- [GIVEN PASSAGE]
=======
Postby asxz on Fri Jul 10, 2009 4:19 am

Okay, I started this thing a while ago, and i wanted your guys' opinion on if I should contiue! I don't want ANY nitpicks... i know, my grammar is terrible! All I want is an indication if I should continue this, and your general comments and views on it. Honestly, don't spend too much time on this, and BE HONEST! Enjoy!  

 

PREFACE:Hi yea that’s me, riding my dragon, all stare. Oh that’s right, dragons don’t exits rite, there all make believe, and made up? Well that’s not true and read on to discover a time when dragons did exist and I didn’t believe it until it happened!(lets read on shall we)  

 

Chapter one: WHEN IT ALL BEGAN  

Clang, swish, “ouch” that’s my brothers practising their fighting skills. they’re sixteen and they got their first swords when they were ten. I’m nine and my birthday’s coming up soon. I can’t wait to get my first sword, I’ve been sneaking out to watch them since I was five. Suddenly a glimpse of gold caught my eye and as slick as a fox I silently jumped down from the tree I was in and walked over and picked it up. It was a solid gold rock and shimmered in the sun light. I decided id watched enough fighting for today and this would make an interesting addition to my collection of strange objects. I followed the path from the clearing to our home, our home was in the middle of the cloudel forest. There were two main clearings in the forest and one was our home the other is the arena. As far as we know we are the only occupants of the cloudel and we like it that way. Cloudel is fresh in the morning, enchanted in the evening and calm at night. I finally reached our home. I snuck past dad and ran up to my room. I placed the stone on the wooden shelf and I lay on my bed.
=======
- [SUPPLIED RECORDS]
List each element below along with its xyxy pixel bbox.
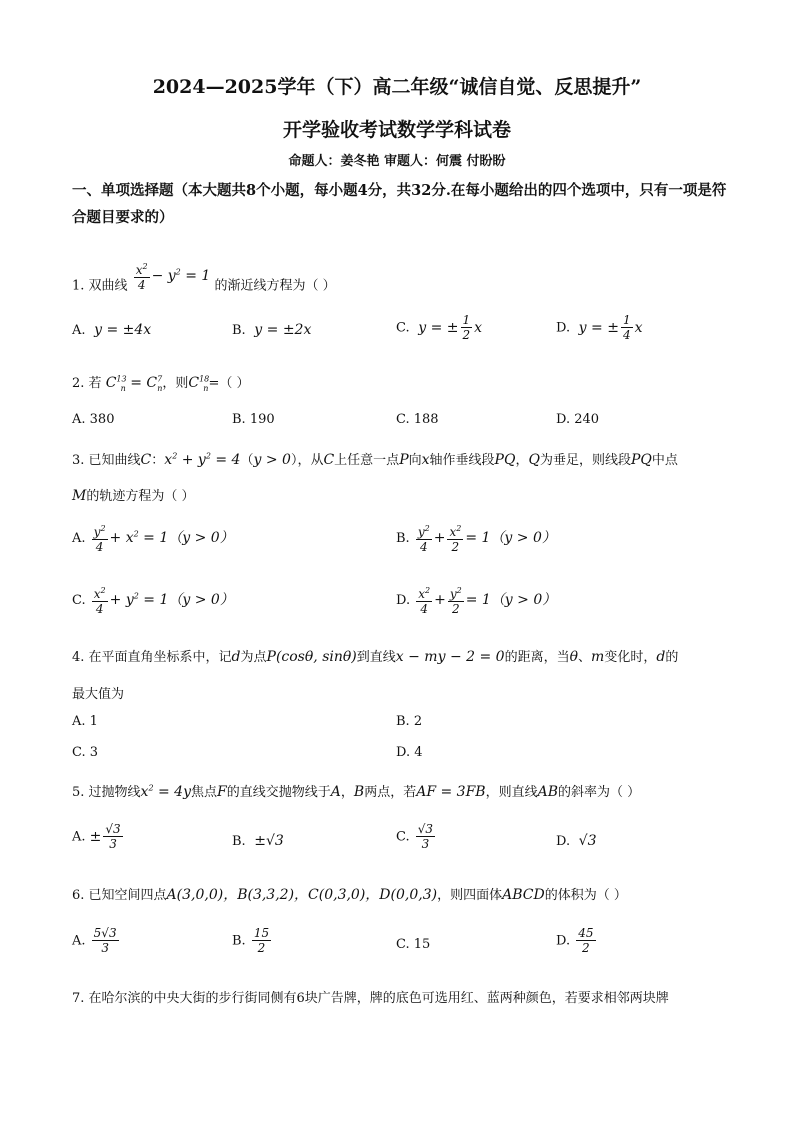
- question-3-line-1: 3. 已知曲线C：$x^2 + y^2 = 4(y > 0)$，从C上任意一点P向x轴作垂线段PQ，Q为垂足，则线段PQ中点: [72, 451, 678, 468]
- q6-option-a: A. $\frac{5√3}{3}$: [72, 926, 117, 955]
- q1-option-a: A. y = ±4x: [72, 322, 152, 338]
- q5-option-a: A. ± $\frac{√3}{3}$: [72, 822, 121, 851]
- q6-option-d: D. $\frac{45}{2}$: [556, 926, 594, 955]
- q6-option-b: B. $\frac{15}{2}$: [232, 926, 270, 955]
- q2-combination-target: $C^{18}_n$: [188, 374, 210, 393]
- q5-option-c: C. $\frac{√3}{3}$: [396, 822, 434, 851]
- q4-option-c: C. 3: [72, 745, 99, 760]
- q3-option-c: C. $\frac{x^2}{4}$ + $y^2 = 1(y > 0)$: [72, 586, 234, 616]
- q3-option-d: D. $\frac{x^2}{4}$ + $\frac{y^2}{2}$ = 1（y > 0）: [396, 586, 557, 616]
- authors-line: 命题人：姜冬艳 审题人：何震 付盼盼: [288, 154, 506, 169]
- q2-combination-eq: $C^{13}_n = C^7_n$: [105, 374, 163, 393]
- q5-option-b: B. ±√3: [232, 833, 284, 849]
- q4-option-d: D. 4: [396, 745, 423, 760]
- question-7: 7. 在哈尔滨的中央大街的步行街同侧有6块广告牌，牌的底色可选用红、蓝两种颜色，若要求相邻两块牌: [72, 991, 669, 1006]
- q1-option-d: D. y = ± $\frac{1}{4}$ x: [556, 313, 643, 342]
- q2-option-c: C. 188: [396, 412, 439, 427]
- q2-option-d: D. 240: [556, 412, 600, 427]
- q1-hyperbola-formula: $\frac{x^2}{4}$ − $y^2 = 1$: [135, 262, 211, 292]
- q1-post: 的渐近线方程为（ ）: [214, 278, 336, 294]
- question-4-line-1: 4. 在平面直角坐标系中，记d为点P(cosθ, sinθ)到直线x − my − 2 = 0的距离，当θ、m变化时，d的: [72, 649, 679, 665]
- q6-option-c: C. 15: [396, 937, 431, 952]
- section-heading: 一、单项选择题（本大题共8个小题，每小题4分，共32分.在每小题给出的四个选项中，只有一项是符合题目要求的）: [72, 182, 727, 226]
- q1-option-b: B. y = ±2x: [232, 322, 312, 338]
- q4-option-b: B. 2: [396, 714, 423, 729]
- question-5: 5. 过抛物线$x^2 = 4y$焦点F的直线交抛物线于A，B两点，若AF = 3FB，则直线AB的斜率为（ ）: [72, 783, 641, 800]
- q1-num: 1.: [72, 278, 85, 294]
- question-3-line-2: M的轨迹方程为（ ）: [72, 488, 195, 504]
- question-4-line-2: 最大值为: [72, 687, 125, 702]
- question-1: [72, 262, 336, 302]
- q4-option-a: A. 1: [72, 714, 98, 729]
- q3-option-b: B. $\frac{y^2}{4}$ + $\frac{x^2}{2}$ = 1（y > 0）: [396, 524, 556, 554]
- q2-option-a: A. 380: [72, 412, 115, 427]
- question-2: 2. 若 $C^{13}_n = C^7_n$，则$C^{18}_n=$（ ）: [72, 374, 250, 393]
- q5-option-d: D. √3: [556, 833, 597, 849]
- question-6: 6. 已知空间四点A(3,0,0)，B(3,3,2)，C(0,3,0)，D(0,0,3)，则四面体ABCD的体积为（ ）: [72, 887, 627, 903]
- title-line-1: 2024—2025学年（下）高二年级“诚信自觉、反思提升”: [152, 76, 642, 98]
- title-line-2: 开学验收考试数学学科试卷: [282, 119, 511, 141]
- q2-option-b: B. 190: [232, 412, 275, 427]
- q1-pre: 双曲线: [88, 278, 128, 294]
- q1-option-c: C. y = ± $\frac{1}{2}$ x: [396, 313, 483, 342]
- q3-option-a: A. $\frac{y^2}{4}$ + $x^2 = 1(y > 0)$: [72, 524, 234, 554]
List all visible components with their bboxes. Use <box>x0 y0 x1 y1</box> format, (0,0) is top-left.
=======
- [INSTRUCTIONS]
(A) Rewrite the stretch of the listing from the line containing "- question-3-line-1: 3." through the line containing "- q6-option-b: B.", with "option" changed to "choice" and nothing else altered.
(B) Write the next part of the dragon story, starting right after its final sentence.

- [TASK ANSWERS]
(A)
- question-3-line-1: 3. 已知曲线C：$x^2 + y^2 = 4(y > 0)$，从C上任意一点P向x轴作垂线段PQ，Q为垂足，则线段PQ中点: [72, 451, 678, 468]
- q6-choice-a: A. $\frac{5√3}{3}$: [72, 926, 117, 955]
- q1-choice-a: A. y = ±4x: [72, 322, 152, 338]
- q5-choice-a: A. ± $\frac{√3}{3}$: [72, 822, 121, 851]
- q6-choice-d: D. $\frac{45}{2}$: [556, 926, 594, 955]
- q6-choice-b: B. $\frac{15}{2}$: [232, 926, 270, 955]

(B)
“Dinners ready” it was dad I stood up and looked over to the spot where the gold stone lay. It was still shinning bright. I went down stairs and found a beautiful dish of chicken I ate it all up quickly and ran out side the still forest smelt fresh and you could see the light shining through the trees. I walked over to the clearing and climbed up the tree I was sitting in the morning and sat down. The peacefulness of the night was just settling in and suddenly a glimpse of gold caught my eye and as slick as a fox I silently jumped down from the tree I was in and walked over and picked it up it was a solid gold rock and shimmered in the sun light. I went back home and went into my room. I first looked at the old gold stone, it had started glowing. The new stone was starting to glow the faintest bit. I pushed then together, a blinding light filled the room. I closed my eyes and pulled them apart. The light went down I opened up my eyes and looked at the stones. One had turned purple and the other had turned bronze, I picked up the bronze one and turned on my bedroom light. The glow of both of them fainted I turned it off and they started to glow again the bronze one started to crack, so did the purple one. Dad called me downstairs “in a minute” “no now son” “be right there” ten seconds passed the stones were still cracking I herd footsteps the door was opened I swung around, hiding the stones “now why do you want to stay up here so much?” “Im ah just en enjoying the view that’s all” dad went and I turned.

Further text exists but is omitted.